== Do this ==
Do any lines in the data below contain "dengan"? If so, copy every one of them.
[START OF Supplied material]
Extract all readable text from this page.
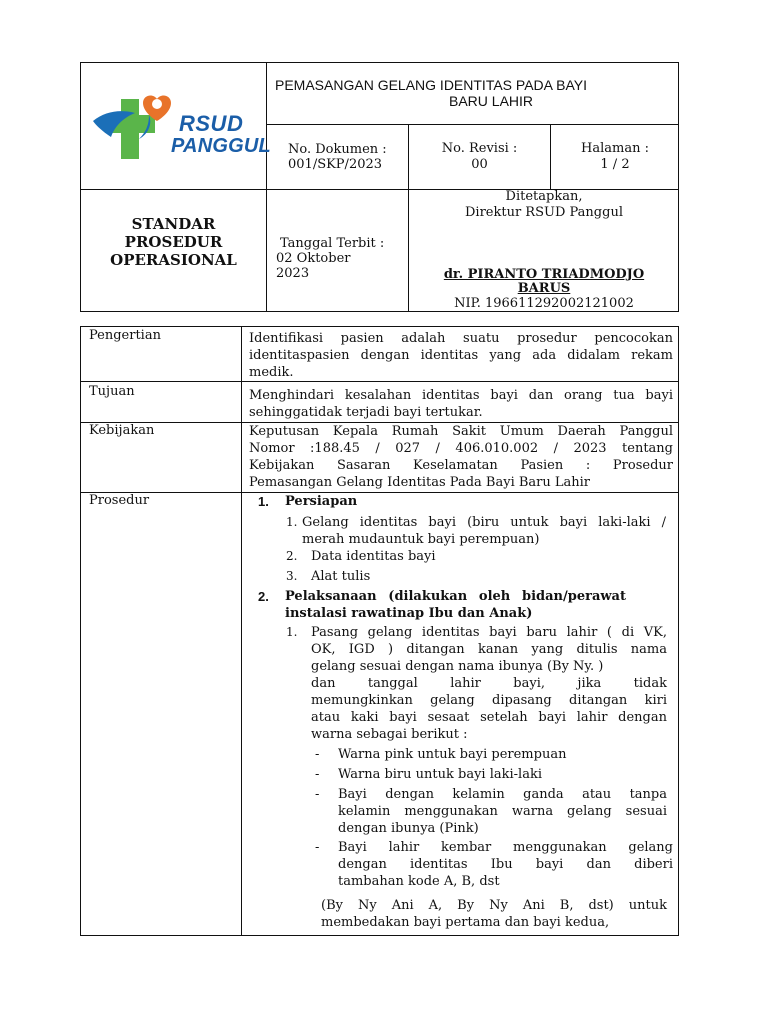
RSUD
PANGGUL
PEMASANGAN GELANG IDENTITAS PADA BAYI
BARU LAHIR
No. Dokumen :
001/SKP/2023
No. Revisi :
00
Halaman :
1 / 2
STANDAR
PROSEDUR
OPERASIONAL
Tanggal Terbit :
02 Oktober
2023
Ditetapkan,
Direktur RSUD Panggul
dr. PIRANTO TRIADMODJO
BARUS
NIP. 196611292002121002
Pengertian	Identifikasi pasien adalah suatu prosedur pencocokan
identitaspasien dengan identitas yang ada didalam rekam
medik.
Tujuan	Menghindari kesalahan identitas bayi dan orang tua bayi
sehinggatidak terjadi bayi tertukar.
Kebijakan	Keputusan Kepala Rumah Sakit Umum Daerah Panggul
Nomor :188.45 / 027 / 406.010.002 / 2023 tentang
Kebijakan Sasaran Keselamatan Pasien : Prosedur
Pemasangan Gelang Identitas Pada Bayi Baru Lahir
Prosedur	1. Persiapan
1. Gelang identitas bayi (biru untuk bayi laki-laki /
merah mudauntuk bayi perempuan)
2. Data identitas bayi
3. Alat tulis
2. Pelaksanaan (dilakukan oleh bidan/perawat
instalasi rawatinap Ibu dan Anak)
1. Pasang gelang identitas bayi baru lahir ( di VK,
OK, IGD ) ditangan kanan yang ditulis nama
gelang sesuai dengan nama ibunya (By Ny. )
dan tanggal lahir bayi, jika tidak
memungkinkan gelang dipasang ditangan kiri
atau kaki bayi sesaat setelah bayi lahir dengan
warna sebagai berikut :
- Warna pink untuk bayi perempuan
- Warna biru untuk bayi laki-laki
- Bayi dengan kelamin ganda atau tanpa
kelamin menggunakan warna gelang sesuai
dengan ibunya (Pink)
- Bayi lahir kembar menggunakan gelang
dengan identitas Ibu bayi dan diberi
tambahan kode A, B, dst
(By Ny Ani A, By Ny Ani B, dst) untuk
membedakan bayi pertama dan bayi kedua,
[END OF Supplied material]
== Right answer ==
identitaspasien dengan identitas yang ada didalam rekam
gelang sesuai dengan nama ibunya (By Ny. )
atau kaki bayi sesaat setelah bayi lahir dengan
- Bayi dengan kelamin ganda atau tanpa
dengan ibunya (Pink)
dengan identitas Ibu bayi dan diberi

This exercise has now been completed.